## Input material
□ □ □ □ □

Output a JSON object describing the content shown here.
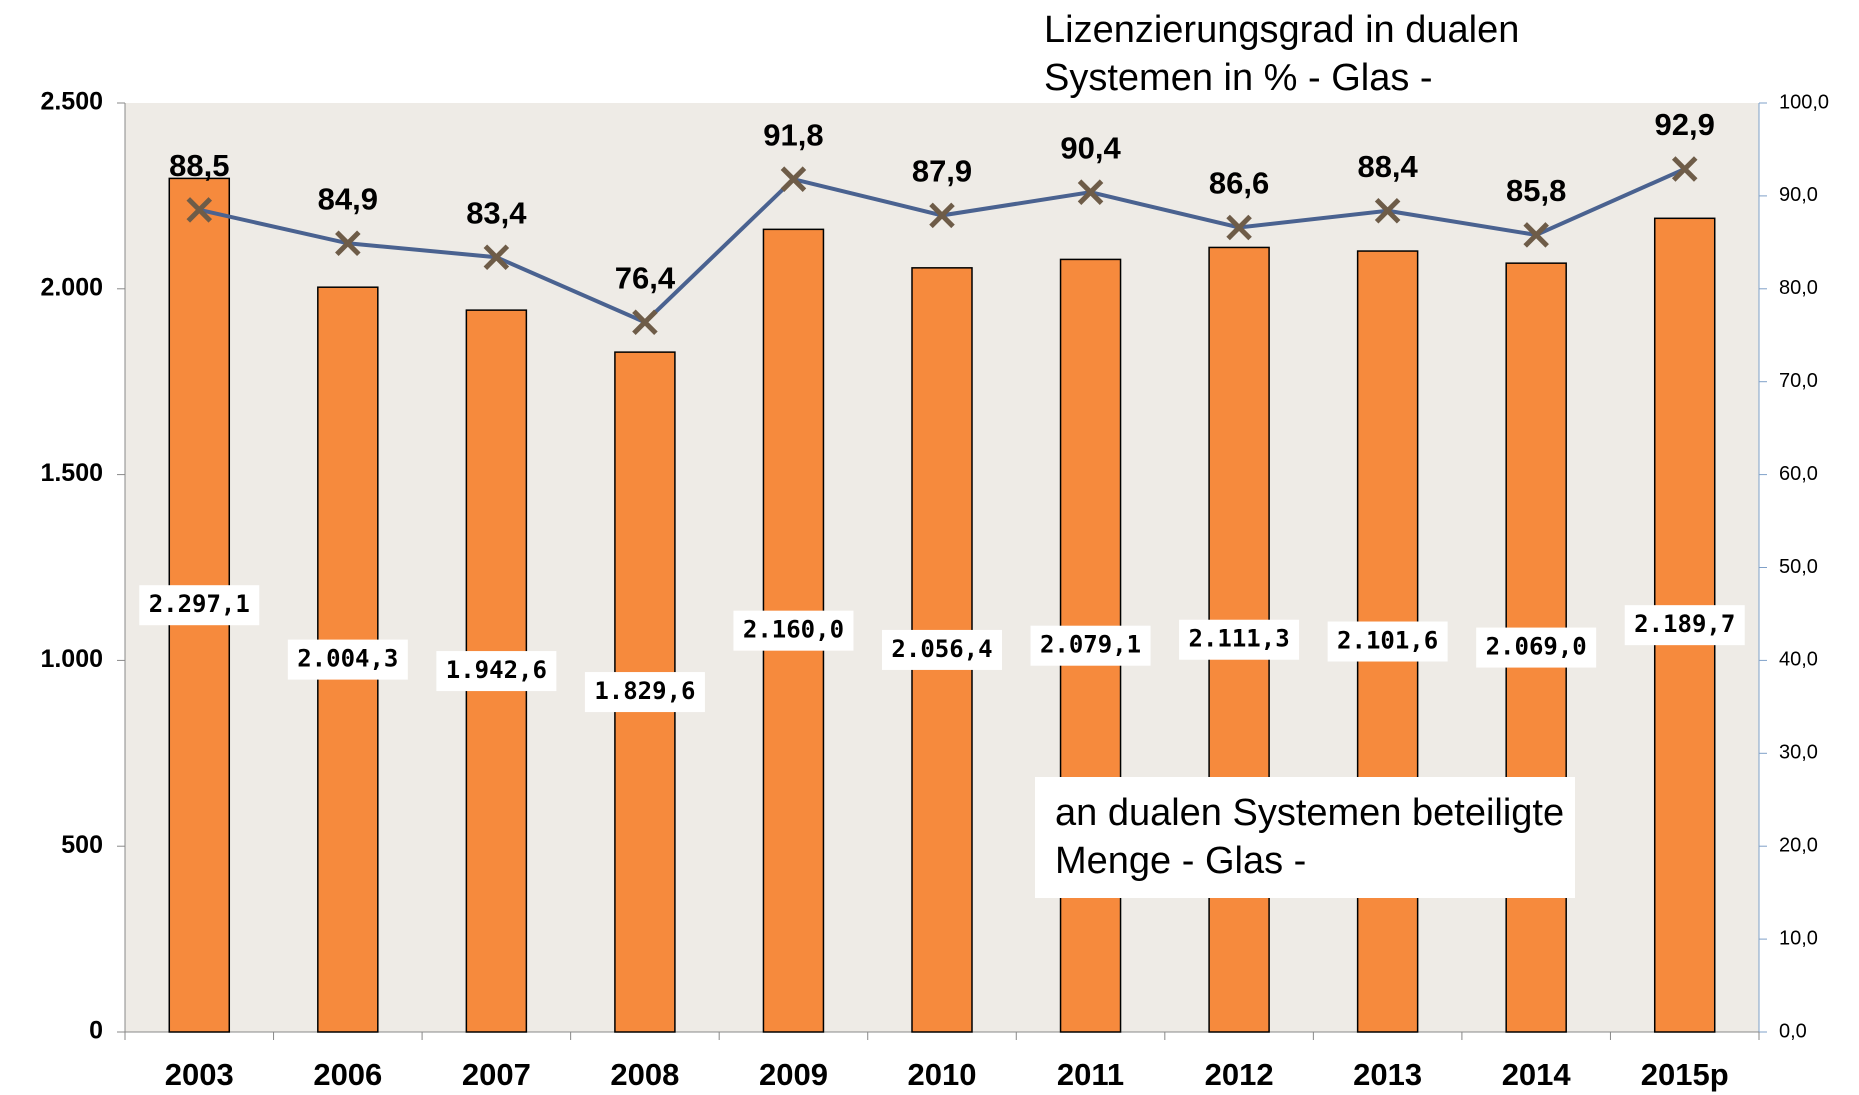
{
  "chart_data": {
    "type": "bar_line",
    "categories": [
      "2003",
      "2006",
      "2007",
      "2008",
      "2009",
      "2010",
      "2011",
      "2012",
      "2013",
      "2014",
      "2015p"
    ],
    "series": [
      {
        "name": "an dualen Systemen beteiligte Menge - Glas -",
        "type": "bar",
        "color": "#f68a3d",
        "values": [
          2297.1,
          2004.3,
          1942.6,
          1829.6,
          2160.0,
          2056.4,
          2079.1,
          2111.3,
          2101.6,
          2069.0,
          2189.7
        ],
        "value_labels": [
          "2.297,1",
          "2.004,3",
          "1.942,6",
          "1.829,6",
          "2.160,0",
          "2.056,4",
          "2.079,1",
          "2.111,3",
          "2.101,6",
          "2.069,0",
          "2.189,7"
        ]
      },
      {
        "name": "Lizenzierungsgrad in dualen Systemen in % - Glas -",
        "type": "line",
        "axis": "y2",
        "color": "#4a6290",
        "marker_color": "#6e5c48",
        "values": [
          88.5,
          84.9,
          83.4,
          76.4,
          91.8,
          87.9,
          90.4,
          86.6,
          88.4,
          85.8,
          92.9
        ],
        "value_labels": [
          "88,5",
          "84,9",
          "83,4",
          "76,4",
          "91,8",
          "87,9",
          "90,4",
          "86,6",
          "88,4",
          "85,8",
          "92,9"
        ]
      }
    ],
    "ylim": [
      0,
      2500
    ],
    "yticks": [
      0,
      500,
      {
        "value": 1000,
        "label": "1.000"
      },
      {
        "value": 1500,
        "label": "1.500"
      },
      {
        "value": 2000,
        "label": "2.000"
      },
      {
        "value": 2500,
        "label": "2.500"
      }
    ],
    "y2lim": [
      0,
      100
    ],
    "y2ticks": [
      {
        "value": 0,
        "label": "0,0"
      },
      {
        "value": 10,
        "label": "10,0"
      },
      {
        "value": 20,
        "label": "20,0"
      },
      {
        "value": 30,
        "label": "30,0"
      },
      {
        "value": 40,
        "label": "40,0"
      },
      {
        "value": 50,
        "label": "50,0"
      },
      {
        "value": 60,
        "label": "60,0"
      },
      {
        "value": 70,
        "label": "70,0"
      },
      {
        "value": 80,
        "label": "80,0"
      },
      {
        "value": 90,
        "label": "90,0"
      },
      {
        "value": 100,
        "label": "100,0"
      }
    ]
  }
}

□ □ □ □ □

## What is asked
Each line with the string "Systemen" in it needs to be found and copied.

## Full output
        "name": "an dualen Systemen beteiligte Menge - Glas -",
        "name": "Lizenzierungsgrad in dualen Systemen in % - Glas -",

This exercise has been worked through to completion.